::: ARTICLE :::

Robot shooting to set position on initialization (Not supposed to happen)

Hey, this is Mohamed from Team 5142. I have successfully implemented a ProfiledPIDController on my robot’s Arm Swivel, Telescope, and Elevator. However, as soon as I press enable for teleoperated mode, the robot shoots (And I mean shoots, the speed is crazy, it almost broke the arm) to the set position. I have to figure out how to slow it down as well as disable the autofiring on initialization (We want the set positions to correspond to buttons on a joystick, which I have written, but it doesn’t do so). All code pertaining to the problem is noted below; any help would be wholly appreciated.

The instantCommand that uses all three subsystems

public class GrabGround extends InstantCommand {
  
  private final Swivel swivel;
  private final Telescope telescope;
  private final Elevator elevator;
  private final double swivTargetPosition;
  private final double teleTargetPosition;
  private final double elevTargetPosition;

  public GrabGround(Swivel swivel, double swivTargetPosition, Telescope telescope, double teleTargetPosition, Elevator elevator, double elevTargetPosition) {
      this.swivel = swivel;
      this.swivTargetPosition = swivTargetPosition;
      this.telescope = telescope;
      this.teleTargetPosition = teleTargetPosition;
      this.elevator = elevator;
      this.elevTargetPosition = elevTargetPosition;
      addRequirements(swivel);
      addRequirements(telescope);
      addRequirements(elevator);
  }

  @Override
  public void initialize() {
      swivel.setTargetPosition(swivTargetPosition);
      telescope.setTargetPosition(teleTargetPosition);
      elevator.setTargetPosition(elevTargetPosition);
  }
}

The ArmSwivel Subsystem

public class Swivel extends SubsystemBase {
  /** Creates a new Swivel. */

  // All reference angles (For placement/collection)

:::

* SET TASK A *
Repeat the part of the forum post that begins at the words "Robot shooting to" and ends after "be wholly appreciated.", replacing "joystick" with "gamepad".

::: DATA SUPPLIED :::

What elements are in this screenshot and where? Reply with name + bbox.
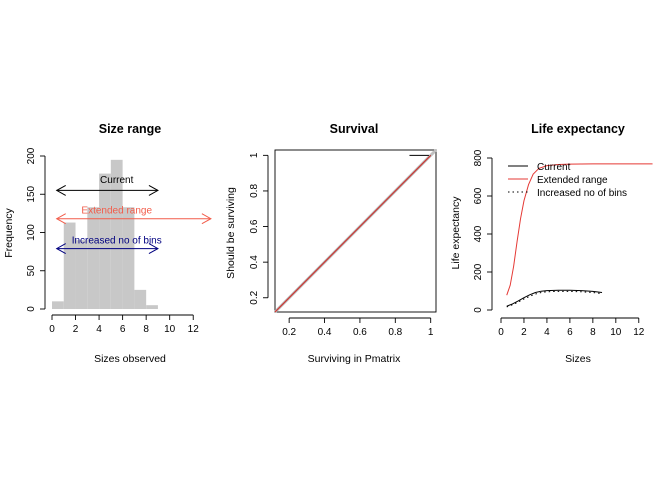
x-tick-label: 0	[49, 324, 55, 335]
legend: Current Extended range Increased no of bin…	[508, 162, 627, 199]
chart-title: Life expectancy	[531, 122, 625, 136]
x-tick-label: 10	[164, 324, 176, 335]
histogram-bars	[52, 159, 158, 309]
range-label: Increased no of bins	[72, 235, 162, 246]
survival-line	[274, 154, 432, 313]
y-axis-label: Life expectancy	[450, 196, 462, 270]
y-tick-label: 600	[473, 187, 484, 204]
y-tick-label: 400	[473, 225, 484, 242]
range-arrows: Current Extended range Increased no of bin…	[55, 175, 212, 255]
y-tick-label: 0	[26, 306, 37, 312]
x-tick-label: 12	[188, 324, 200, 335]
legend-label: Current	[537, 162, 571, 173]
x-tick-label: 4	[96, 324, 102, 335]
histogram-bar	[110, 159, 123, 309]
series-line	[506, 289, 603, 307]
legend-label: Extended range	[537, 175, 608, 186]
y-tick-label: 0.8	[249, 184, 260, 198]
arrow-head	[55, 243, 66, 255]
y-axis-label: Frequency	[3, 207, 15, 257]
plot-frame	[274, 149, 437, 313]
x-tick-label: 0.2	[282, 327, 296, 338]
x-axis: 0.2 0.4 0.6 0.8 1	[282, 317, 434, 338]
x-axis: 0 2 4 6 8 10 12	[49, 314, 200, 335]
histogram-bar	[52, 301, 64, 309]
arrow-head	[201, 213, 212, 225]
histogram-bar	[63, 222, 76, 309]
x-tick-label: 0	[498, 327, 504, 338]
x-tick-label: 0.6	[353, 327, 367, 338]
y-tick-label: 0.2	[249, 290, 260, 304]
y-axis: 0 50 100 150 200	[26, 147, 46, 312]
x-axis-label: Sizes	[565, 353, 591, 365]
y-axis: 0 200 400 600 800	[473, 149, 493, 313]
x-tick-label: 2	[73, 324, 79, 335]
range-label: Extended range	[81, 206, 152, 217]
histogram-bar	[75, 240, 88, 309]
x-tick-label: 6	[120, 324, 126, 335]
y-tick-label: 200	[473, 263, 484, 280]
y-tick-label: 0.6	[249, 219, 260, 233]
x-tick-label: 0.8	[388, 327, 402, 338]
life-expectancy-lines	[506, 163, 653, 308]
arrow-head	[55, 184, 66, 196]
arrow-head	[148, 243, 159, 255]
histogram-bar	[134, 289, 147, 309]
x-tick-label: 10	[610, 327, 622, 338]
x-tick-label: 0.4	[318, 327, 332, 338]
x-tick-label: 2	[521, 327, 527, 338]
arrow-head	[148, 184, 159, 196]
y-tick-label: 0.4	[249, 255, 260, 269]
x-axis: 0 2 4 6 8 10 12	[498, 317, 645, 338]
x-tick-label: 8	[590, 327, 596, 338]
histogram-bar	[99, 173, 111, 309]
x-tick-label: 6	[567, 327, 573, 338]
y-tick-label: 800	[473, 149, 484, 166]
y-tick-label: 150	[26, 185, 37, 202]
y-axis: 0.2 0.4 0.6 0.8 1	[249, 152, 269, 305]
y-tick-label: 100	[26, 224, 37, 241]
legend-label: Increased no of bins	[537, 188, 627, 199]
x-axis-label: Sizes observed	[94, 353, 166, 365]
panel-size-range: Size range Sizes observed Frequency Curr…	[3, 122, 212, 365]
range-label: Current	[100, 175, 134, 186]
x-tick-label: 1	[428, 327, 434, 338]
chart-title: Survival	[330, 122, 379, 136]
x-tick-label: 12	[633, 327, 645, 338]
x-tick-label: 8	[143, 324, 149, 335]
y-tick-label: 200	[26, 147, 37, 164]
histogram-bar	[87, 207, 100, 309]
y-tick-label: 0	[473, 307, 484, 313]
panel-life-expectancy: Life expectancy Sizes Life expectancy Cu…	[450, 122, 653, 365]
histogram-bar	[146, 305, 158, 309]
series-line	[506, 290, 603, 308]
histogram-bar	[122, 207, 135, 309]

:::

* SET TASK B *
List every line of the records that contains the string "legend".

* COMPLETE OUTPUT A *
Robot shooting to set position on initialization (Not supposed to happen)

Hey, this is Mohamed from Team 5142. I have successfully implemented a ProfiledPIDController on my robot’s Arm Swivel, Telescope, and Elevator. However, as soon as I press enable for teleoperated mode, the robot shoots (And I mean shoots, the speed is crazy, it almost broke the arm) to the set position. I have to figure out how to slow it down as well as disable the autofiring on initialization (We want the set positions to correspond to buttons on a gamepad, which I have written, but it doesn’t do so). All code pertaining to the problem is noted below; any help would be wholly appreciated.

* COMPLETE OUTPUT B *
legend: Current Extended range Increased no of bin…	[508, 162, 627, 199]
legend-label: Current	[537, 162, 571, 173]
legend-label: Extended range	[537, 175, 608, 186]
legend-label: Increased no of bins	[537, 188, 627, 199]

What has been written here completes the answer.